**SUPPLIED DATA:**
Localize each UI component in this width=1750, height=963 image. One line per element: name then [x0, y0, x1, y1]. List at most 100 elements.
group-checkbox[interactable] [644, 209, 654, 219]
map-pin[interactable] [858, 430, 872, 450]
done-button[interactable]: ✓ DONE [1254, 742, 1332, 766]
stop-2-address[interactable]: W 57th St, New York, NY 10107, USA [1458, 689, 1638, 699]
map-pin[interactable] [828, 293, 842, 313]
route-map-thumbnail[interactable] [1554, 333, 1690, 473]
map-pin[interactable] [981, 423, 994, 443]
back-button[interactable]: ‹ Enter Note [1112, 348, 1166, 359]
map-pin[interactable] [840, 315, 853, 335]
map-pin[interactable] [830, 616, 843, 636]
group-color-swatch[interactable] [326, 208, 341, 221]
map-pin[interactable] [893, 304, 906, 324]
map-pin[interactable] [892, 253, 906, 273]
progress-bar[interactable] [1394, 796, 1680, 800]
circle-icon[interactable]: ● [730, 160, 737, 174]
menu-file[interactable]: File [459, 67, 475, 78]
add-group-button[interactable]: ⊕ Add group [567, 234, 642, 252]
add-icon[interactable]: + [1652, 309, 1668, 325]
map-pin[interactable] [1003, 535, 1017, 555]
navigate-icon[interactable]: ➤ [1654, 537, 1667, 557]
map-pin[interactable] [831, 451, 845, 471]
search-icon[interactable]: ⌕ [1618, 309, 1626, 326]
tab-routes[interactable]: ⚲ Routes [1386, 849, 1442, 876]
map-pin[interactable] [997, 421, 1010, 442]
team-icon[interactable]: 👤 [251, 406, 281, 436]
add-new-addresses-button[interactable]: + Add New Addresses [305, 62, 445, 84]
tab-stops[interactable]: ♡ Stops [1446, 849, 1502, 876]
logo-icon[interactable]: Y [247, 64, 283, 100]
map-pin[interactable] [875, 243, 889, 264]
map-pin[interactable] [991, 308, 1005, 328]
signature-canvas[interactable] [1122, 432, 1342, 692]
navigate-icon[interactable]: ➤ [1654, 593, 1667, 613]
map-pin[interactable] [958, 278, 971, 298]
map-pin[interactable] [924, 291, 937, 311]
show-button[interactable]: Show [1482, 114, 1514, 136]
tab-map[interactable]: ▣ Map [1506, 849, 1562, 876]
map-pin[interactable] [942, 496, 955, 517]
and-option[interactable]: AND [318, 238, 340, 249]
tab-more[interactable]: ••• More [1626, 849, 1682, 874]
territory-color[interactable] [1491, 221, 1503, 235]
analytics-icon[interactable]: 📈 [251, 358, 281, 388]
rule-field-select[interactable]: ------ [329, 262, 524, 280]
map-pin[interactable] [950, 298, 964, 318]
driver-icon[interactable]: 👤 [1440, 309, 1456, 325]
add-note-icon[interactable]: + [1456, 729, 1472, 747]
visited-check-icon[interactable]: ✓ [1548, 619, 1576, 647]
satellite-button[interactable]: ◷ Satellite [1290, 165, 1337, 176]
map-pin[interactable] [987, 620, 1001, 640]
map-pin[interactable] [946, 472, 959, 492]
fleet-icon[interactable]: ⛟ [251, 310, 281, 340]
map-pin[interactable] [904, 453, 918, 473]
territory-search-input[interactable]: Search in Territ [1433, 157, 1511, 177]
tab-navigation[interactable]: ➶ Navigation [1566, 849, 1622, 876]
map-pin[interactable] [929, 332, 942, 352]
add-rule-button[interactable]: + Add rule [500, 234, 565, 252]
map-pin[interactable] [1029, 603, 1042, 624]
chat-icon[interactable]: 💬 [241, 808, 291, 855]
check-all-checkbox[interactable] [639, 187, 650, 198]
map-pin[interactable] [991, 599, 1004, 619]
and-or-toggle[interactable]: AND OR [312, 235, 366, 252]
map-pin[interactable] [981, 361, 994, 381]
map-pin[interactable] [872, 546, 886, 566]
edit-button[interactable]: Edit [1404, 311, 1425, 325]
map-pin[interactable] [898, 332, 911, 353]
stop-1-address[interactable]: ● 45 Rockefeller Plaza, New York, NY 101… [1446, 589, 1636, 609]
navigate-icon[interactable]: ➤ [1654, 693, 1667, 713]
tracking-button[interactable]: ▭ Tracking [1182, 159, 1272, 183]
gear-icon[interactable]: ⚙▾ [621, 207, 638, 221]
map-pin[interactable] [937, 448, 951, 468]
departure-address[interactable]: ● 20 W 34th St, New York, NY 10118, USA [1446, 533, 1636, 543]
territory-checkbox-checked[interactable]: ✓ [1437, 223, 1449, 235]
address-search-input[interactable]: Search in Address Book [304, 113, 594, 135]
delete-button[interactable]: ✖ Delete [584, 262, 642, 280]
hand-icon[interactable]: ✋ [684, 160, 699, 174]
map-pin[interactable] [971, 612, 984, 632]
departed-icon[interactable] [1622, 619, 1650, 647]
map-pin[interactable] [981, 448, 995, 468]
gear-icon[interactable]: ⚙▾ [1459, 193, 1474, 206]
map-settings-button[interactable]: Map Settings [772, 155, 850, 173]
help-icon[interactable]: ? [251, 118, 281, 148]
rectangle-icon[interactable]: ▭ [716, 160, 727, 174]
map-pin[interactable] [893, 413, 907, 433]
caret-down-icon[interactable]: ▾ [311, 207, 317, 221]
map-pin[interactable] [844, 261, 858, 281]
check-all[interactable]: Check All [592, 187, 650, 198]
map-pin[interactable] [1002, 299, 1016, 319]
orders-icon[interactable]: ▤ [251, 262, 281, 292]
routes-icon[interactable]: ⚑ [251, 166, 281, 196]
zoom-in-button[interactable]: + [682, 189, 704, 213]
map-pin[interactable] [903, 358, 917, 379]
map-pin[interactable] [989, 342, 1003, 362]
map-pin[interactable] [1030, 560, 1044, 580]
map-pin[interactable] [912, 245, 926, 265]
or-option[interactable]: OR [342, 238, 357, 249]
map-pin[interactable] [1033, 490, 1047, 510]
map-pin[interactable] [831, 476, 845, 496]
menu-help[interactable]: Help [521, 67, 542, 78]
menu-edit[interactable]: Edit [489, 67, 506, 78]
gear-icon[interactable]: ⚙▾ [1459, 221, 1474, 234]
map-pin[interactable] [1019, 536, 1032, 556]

**EXERCISE OBJECTIVE:**
Copy the data above word for word, starting at its first line and ending with the line that contains "map-pin[interactable] [991, 308, 1005, 328]", with both of those lines included.

**FINISHED ANSWER:**
Localize each UI component in this width=1750, height=963 image. One line per element: name then [x0, y0, x1, y1]. List at most 100 elements.
group-checkbox[interactable] [644, 209, 654, 219]
map-pin[interactable] [858, 430, 872, 450]
done-button[interactable]: ✓ DONE [1254, 742, 1332, 766]
stop-2-address[interactable]: W 57th St, New York, NY 10107, USA [1458, 689, 1638, 699]
map-pin[interactable] [828, 293, 842, 313]
route-map-thumbnail[interactable] [1554, 333, 1690, 473]
map-pin[interactable] [981, 423, 994, 443]
back-button[interactable]: ‹ Enter Note [1112, 348, 1166, 359]
map-pin[interactable] [840, 315, 853, 335]
map-pin[interactable] [830, 616, 843, 636]
group-color-swatch[interactable] [326, 208, 341, 221]
map-pin[interactable] [893, 304, 906, 324]
map-pin[interactable] [892, 253, 906, 273]
progress-bar[interactable] [1394, 796, 1680, 800]
circle-icon[interactable]: ● [730, 160, 737, 174]
menu-file[interactable]: File [459, 67, 475, 78]
add-group-button[interactable]: ⊕ Add group [567, 234, 642, 252]
add-icon[interactable]: + [1652, 309, 1668, 325]
map-pin[interactable] [1003, 535, 1017, 555]
navigate-icon[interactable]: ➤ [1654, 537, 1667, 557]
map-pin[interactable] [831, 451, 845, 471]
search-icon[interactable]: ⌕ [1618, 309, 1626, 326]
tab-routes[interactable]: ⚲ Routes [1386, 849, 1442, 876]
map-pin[interactable] [997, 421, 1010, 442]
team-icon[interactable]: 👤 [251, 406, 281, 436]
add-new-addresses-button[interactable]: + Add New Addresses [305, 62, 445, 84]
tab-stops[interactable]: ♡ Stops [1446, 849, 1502, 876]
logo-icon[interactable]: Y [247, 64, 283, 100]
map-pin[interactable] [875, 243, 889, 264]
map-pin[interactable] [991, 308, 1005, 328]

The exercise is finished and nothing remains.